═══ RECORDS TO PROCESS

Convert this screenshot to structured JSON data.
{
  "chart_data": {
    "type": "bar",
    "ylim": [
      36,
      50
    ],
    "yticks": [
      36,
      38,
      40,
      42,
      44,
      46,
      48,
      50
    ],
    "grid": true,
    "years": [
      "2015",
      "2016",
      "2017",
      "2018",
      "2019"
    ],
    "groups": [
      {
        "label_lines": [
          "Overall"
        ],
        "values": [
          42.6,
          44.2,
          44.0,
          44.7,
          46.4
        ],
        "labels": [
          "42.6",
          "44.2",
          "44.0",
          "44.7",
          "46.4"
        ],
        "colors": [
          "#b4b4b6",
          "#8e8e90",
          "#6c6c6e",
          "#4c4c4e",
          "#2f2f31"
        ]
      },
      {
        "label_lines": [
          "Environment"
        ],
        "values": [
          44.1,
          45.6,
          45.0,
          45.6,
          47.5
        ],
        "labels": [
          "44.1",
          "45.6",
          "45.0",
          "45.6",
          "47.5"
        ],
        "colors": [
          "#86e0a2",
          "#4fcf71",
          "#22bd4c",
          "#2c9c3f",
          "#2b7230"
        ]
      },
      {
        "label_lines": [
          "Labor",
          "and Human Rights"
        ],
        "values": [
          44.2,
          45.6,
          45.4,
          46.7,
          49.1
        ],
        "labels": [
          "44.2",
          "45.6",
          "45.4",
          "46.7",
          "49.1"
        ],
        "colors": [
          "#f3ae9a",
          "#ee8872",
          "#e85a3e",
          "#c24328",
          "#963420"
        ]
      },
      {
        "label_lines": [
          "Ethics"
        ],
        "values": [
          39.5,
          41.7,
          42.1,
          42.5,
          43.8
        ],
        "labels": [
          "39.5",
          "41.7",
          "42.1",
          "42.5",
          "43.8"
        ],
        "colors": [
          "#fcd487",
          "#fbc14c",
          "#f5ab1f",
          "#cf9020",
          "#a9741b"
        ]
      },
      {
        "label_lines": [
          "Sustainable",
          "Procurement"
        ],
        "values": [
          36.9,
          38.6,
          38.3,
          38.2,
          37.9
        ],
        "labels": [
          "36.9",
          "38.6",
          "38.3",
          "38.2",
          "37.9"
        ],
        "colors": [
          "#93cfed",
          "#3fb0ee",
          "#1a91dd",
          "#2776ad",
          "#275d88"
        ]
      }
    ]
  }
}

══════

• _GOAL OF THE EXERCISE_
Every record above should be output exactly.

• _THE RESULT_
Convert this screenshot to structured JSON data.
{
  "chart_data": {
    "type": "bar",
    "ylim": [
      36,
      50
    ],
    "yticks": [
      36,
      38,
      40,
      42,
      44,
      46,
      48,
      50
    ],
    "grid": true,
    "years": [
      "2015",
      "2016",
      "2017",
      "2018",
      "2019"
    ],
    "groups": [
      {
        "label_lines": [
          "Overall"
        ],
        "values": [
          42.6,
          44.2,
          44.0,
          44.7,
          46.4
        ],
        "labels": [
          "42.6",
          "44.2",
          "44.0",
          "44.7",
          "46.4"
        ],
        "colors": [
          "#b4b4b6",
          "#8e8e90",
          "#6c6c6e",
          "#4c4c4e",
          "#2f2f31"
        ]
      },
      {
        "label_lines": [
          "Environment"
        ],
        "values": [
          44.1,
          45.6,
          45.0,
          45.6,
          47.5
        ],
        "labels": [
          "44.1",
          "45.6",
          "45.0",
          "45.6",
          "47.5"
        ],
        "colors": [
          "#86e0a2",
          "#4fcf71",
          "#22bd4c",
          "#2c9c3f",
          "#2b7230"
        ]
      },
      {
        "label_lines": [
          "Labor",
          "and Human Rights"
        ],
        "values": [
          44.2,
          45.6,
          45.4,
          46.7,
          49.1
        ],
        "labels": [
          "44.2",
          "45.6",
          "45.4",
          "46.7",
          "49.1"
        ],
        "colors": [
          "#f3ae9a",
          "#ee8872",
          "#e85a3e",
          "#c24328",
          "#963420"
        ]
      },
      {
        "label_lines": [
          "Ethics"
        ],
        "values": [
          39.5,
          41.7,
          42.1,
          42.5,
          43.8
        ],
        "labels": [
          "39.5",
          "41.7",
          "42.1",
          "42.5",
          "43.8"
        ],
        "colors": [
          "#fcd487",
          "#fbc14c",
          "#f5ab1f",
          "#cf9020",
          "#a9741b"
        ]
      },
      {
        "label_lines": [
          "Sustainable",
          "Procurement"
        ],
        "values": [
          36.9,
          38.6,
          38.3,
          38.2,
          37.9
        ],
        "labels": [
          "36.9",
          "38.6",
          "38.3",
          "38.2",
          "37.9"
        ],
        "colors": [
          "#93cfed",
          "#3fb0ee",
          "#1a91dd",
          "#2776ad",
          "#275d88"
        ]
      }
    ]
  }
}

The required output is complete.